Problem to solve: Copy out each line containing "Christy" from the entries below.

+ + + + + + +

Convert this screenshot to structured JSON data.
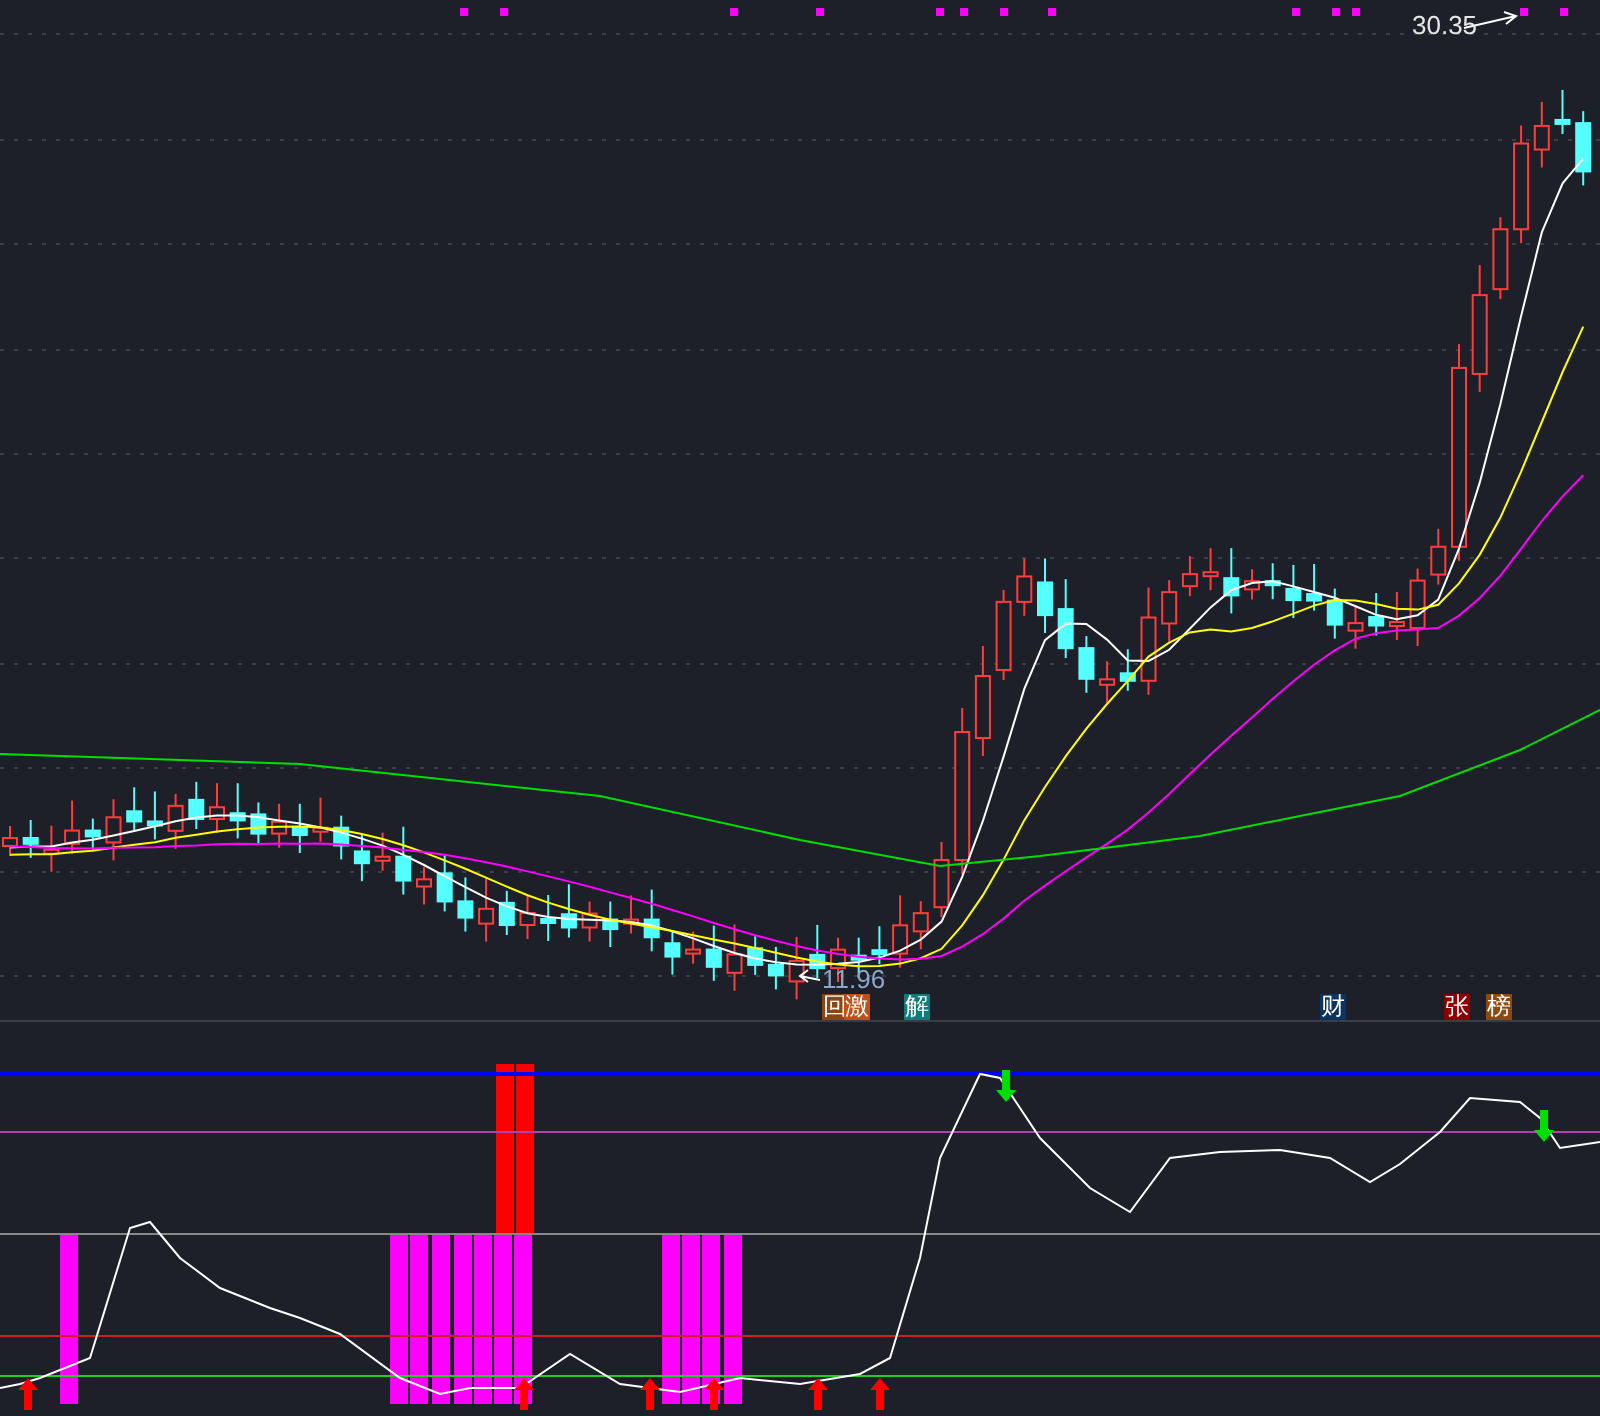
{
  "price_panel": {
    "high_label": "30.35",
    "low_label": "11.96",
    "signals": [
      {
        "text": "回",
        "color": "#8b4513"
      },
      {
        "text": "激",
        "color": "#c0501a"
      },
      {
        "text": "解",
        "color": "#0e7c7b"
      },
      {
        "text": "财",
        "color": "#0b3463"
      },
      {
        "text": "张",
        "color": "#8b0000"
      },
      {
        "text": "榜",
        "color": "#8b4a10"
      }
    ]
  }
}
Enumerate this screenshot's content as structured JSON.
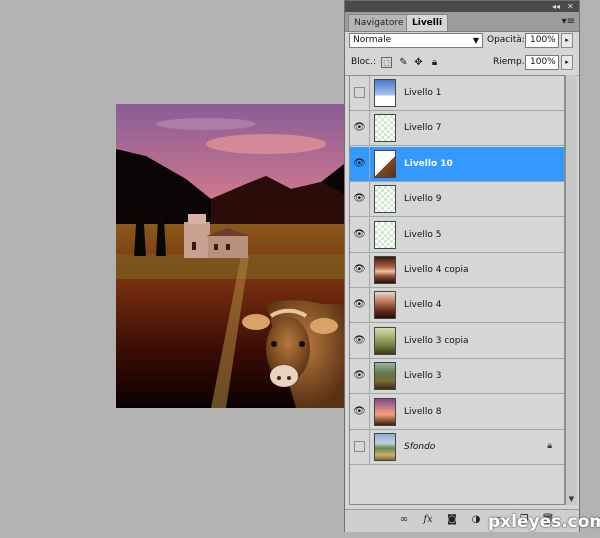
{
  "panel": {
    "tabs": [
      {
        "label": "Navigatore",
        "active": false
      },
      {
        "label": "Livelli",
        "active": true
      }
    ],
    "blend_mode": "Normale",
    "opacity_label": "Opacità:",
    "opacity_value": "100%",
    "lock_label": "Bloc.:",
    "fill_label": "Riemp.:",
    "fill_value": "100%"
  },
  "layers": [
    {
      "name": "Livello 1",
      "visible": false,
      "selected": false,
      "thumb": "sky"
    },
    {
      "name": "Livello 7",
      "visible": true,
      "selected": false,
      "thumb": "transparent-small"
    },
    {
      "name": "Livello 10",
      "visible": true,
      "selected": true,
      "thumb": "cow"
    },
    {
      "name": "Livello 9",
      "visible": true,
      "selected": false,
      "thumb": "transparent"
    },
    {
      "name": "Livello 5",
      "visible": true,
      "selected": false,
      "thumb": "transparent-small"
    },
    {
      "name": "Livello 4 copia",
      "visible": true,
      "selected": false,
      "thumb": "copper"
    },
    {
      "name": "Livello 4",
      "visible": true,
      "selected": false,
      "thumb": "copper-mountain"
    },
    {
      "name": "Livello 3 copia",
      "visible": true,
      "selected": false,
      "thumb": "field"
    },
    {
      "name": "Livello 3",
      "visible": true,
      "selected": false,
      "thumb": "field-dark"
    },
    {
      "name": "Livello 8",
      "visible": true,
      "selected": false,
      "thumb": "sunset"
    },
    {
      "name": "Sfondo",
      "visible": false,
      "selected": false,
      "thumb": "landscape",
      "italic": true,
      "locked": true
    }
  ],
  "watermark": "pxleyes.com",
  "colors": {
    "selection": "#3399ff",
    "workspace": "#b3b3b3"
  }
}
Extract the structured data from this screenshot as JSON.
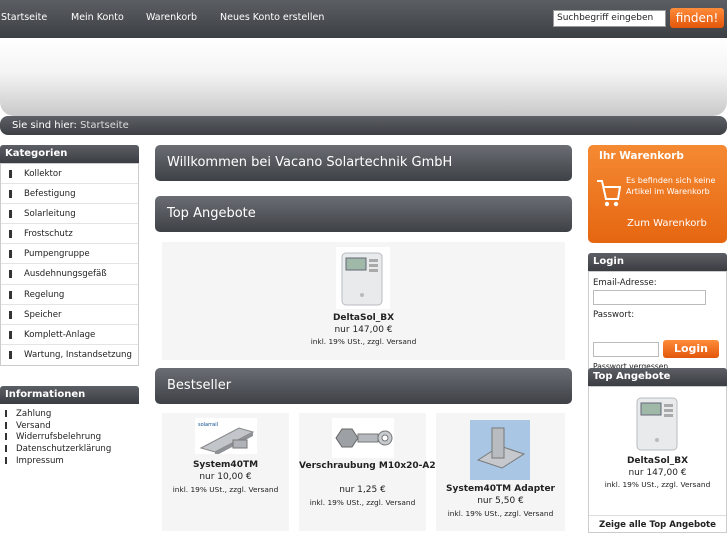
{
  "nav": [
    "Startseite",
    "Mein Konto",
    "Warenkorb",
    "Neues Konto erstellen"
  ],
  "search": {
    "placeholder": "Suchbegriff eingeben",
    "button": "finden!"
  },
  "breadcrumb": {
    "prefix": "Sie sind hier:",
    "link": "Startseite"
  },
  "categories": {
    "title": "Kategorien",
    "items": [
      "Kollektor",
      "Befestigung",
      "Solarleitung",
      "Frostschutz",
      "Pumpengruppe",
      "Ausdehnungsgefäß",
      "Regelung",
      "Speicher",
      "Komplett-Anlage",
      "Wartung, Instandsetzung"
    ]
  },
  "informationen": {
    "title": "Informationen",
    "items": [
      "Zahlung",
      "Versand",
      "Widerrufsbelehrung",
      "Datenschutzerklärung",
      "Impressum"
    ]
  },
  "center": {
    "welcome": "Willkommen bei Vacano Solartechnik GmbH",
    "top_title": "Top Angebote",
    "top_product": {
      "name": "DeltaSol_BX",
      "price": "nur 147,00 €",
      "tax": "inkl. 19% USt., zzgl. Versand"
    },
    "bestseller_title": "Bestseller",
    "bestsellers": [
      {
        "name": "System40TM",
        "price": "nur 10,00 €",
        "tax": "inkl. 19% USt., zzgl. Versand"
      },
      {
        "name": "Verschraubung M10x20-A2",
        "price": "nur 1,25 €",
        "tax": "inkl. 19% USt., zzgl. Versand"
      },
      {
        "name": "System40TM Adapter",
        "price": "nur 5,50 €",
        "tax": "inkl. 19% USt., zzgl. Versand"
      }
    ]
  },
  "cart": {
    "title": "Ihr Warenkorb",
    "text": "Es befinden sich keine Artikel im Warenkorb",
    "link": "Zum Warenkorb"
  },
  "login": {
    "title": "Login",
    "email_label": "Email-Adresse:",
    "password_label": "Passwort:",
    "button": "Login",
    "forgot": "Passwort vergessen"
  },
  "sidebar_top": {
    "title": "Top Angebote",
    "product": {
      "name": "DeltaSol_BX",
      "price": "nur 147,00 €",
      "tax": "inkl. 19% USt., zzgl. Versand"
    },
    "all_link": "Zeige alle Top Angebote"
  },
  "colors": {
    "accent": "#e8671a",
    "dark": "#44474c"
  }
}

+ + + + + + +

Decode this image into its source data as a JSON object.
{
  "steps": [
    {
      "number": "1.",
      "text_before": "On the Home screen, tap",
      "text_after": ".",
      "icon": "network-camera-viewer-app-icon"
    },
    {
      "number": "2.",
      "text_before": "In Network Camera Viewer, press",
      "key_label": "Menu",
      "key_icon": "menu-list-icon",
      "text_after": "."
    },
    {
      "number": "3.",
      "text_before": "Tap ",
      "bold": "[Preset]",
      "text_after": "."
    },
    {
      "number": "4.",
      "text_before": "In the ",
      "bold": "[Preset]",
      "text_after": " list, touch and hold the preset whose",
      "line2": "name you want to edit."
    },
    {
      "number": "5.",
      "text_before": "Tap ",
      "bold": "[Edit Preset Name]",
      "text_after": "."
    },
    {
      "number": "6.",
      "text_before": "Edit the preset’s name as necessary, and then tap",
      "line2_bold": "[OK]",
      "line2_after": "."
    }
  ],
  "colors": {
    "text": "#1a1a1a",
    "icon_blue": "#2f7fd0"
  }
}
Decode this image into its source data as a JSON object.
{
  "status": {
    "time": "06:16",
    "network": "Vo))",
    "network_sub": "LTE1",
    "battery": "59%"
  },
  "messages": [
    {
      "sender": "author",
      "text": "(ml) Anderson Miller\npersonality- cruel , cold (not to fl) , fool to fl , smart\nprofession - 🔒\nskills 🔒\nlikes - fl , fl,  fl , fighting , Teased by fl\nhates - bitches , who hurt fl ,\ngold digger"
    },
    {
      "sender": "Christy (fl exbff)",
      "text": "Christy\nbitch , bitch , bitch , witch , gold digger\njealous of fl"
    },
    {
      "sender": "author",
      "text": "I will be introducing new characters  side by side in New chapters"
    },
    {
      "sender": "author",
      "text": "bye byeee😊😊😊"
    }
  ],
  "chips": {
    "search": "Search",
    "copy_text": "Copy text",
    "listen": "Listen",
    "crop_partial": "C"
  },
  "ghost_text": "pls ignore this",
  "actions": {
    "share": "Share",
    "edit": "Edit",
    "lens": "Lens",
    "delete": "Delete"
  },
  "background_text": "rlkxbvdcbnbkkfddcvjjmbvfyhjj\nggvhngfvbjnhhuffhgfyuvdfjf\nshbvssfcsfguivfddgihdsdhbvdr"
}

+ + + + + + +

The completed task:
      "sender": "Christy (fl exbff)",
      "text": "Christy\nbitch , bitch , bitch , witch , gold digger\njealous of fl"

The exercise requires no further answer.